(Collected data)
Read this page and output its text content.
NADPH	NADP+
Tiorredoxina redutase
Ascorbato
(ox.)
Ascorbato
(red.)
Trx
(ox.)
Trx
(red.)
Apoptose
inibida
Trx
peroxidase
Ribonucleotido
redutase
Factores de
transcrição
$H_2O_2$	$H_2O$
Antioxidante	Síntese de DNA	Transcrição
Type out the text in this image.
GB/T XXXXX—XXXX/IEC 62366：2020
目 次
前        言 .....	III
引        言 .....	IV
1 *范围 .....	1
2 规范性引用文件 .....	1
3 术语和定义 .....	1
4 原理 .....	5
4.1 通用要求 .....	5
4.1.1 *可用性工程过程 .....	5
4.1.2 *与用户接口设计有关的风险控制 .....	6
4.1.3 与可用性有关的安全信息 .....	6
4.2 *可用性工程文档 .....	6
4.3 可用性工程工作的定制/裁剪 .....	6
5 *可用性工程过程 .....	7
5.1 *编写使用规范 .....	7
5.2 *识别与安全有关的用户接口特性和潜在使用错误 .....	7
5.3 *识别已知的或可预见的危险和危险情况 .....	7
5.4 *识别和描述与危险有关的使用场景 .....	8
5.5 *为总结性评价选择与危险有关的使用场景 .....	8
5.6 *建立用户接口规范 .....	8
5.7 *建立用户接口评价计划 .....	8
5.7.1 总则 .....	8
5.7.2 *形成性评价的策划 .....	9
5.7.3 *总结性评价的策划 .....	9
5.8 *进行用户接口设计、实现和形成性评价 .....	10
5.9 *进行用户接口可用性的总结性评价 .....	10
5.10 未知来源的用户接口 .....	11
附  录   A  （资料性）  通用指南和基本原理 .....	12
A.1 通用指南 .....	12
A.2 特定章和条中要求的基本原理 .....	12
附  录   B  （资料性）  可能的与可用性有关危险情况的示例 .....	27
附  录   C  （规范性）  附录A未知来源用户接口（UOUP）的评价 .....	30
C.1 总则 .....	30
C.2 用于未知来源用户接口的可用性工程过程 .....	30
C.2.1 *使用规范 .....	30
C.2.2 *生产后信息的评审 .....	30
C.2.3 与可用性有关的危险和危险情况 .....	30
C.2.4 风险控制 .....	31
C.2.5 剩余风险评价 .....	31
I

*PROMPT*
Extract all of the material exactly as it is written.

*THE COMPLETED TASK*
Read this page and output its text content.
NADPH	NADP+
Tiorredoxina redutase
Ascorbato
(ox.)
Ascorbato
(red.)
Trx
(ox.)
Trx
(red.)
Apoptose
inibida
Trx
peroxidase
Ribonucleotido
redutase
Factores de
transcrição
$H_2O_2$	$H_2O$
Antioxidante	Síntese de DNA	Transcrição
Type out the text in this image.
GB/T XXXXX—XXXX/IEC 62366：2020
目 次
前        言 .....	III
引        言 .....	IV
1 *范围 .....	1
2 规范性引用文件 .....	1
3 术语和定义 .....	1
4 原理 .....	5
4.1 通用要求 .....	5
4.1.1 *可用性工程过程 .....	5
4.1.2 *与用户接口设计有关的风险控制 .....	6
4.1.3 与可用性有关的安全信息 .....	6
4.2 *可用性工程文档 .....	6
4.3 可用性工程工作的定制/裁剪 .....	6
5 *可用性工程过程 .....	7
5.1 *编写使用规范 .....	7
5.2 *识别与安全有关的用户接口特性和潜在使用错误 .....	7
5.3 *识别已知的或可预见的危险和危险情况 .....	7
5.4 *识别和描述与危险有关的使用场景 .....	8
5.5 *为总结性评价选择与危险有关的使用场景 .....	8
5.6 *建立用户接口规范 .....	8
5.7 *建立用户接口评价计划 .....	8
5.7.1 总则 .....	8
5.7.2 *形成性评价的策划 .....	9
5.7.3 *总结性评价的策划 .....	9
5.8 *进行用户接口设计、实现和形成性评价 .....	10
5.9 *进行用户接口可用性的总结性评价 .....	10
5.10 未知来源的用户接口 .....	11
附  录   A  （资料性）  通用指南和基本原理 .....	12
A.1 通用指南 .....	12
A.2 特定章和条中要求的基本原理 .....	12
附  录   B  （资料性）  可能的与可用性有关危险情况的示例 .....	27
附  录   C  （规范性）  附录A未知来源用户接口（UOUP）的评价 .....	30
C.1 总则 .....	30
C.2 用于未知来源用户接口的可用性工程过程 .....	30
C.2.1 *使用规范 .....	30
C.2.2 *生产后信息的评审 .....	30
C.2.3 与可用性有关的危险和危险情况 .....	30
C.2.4 风险控制 .....	31
C.2.5 剩余风险评价 .....	31
I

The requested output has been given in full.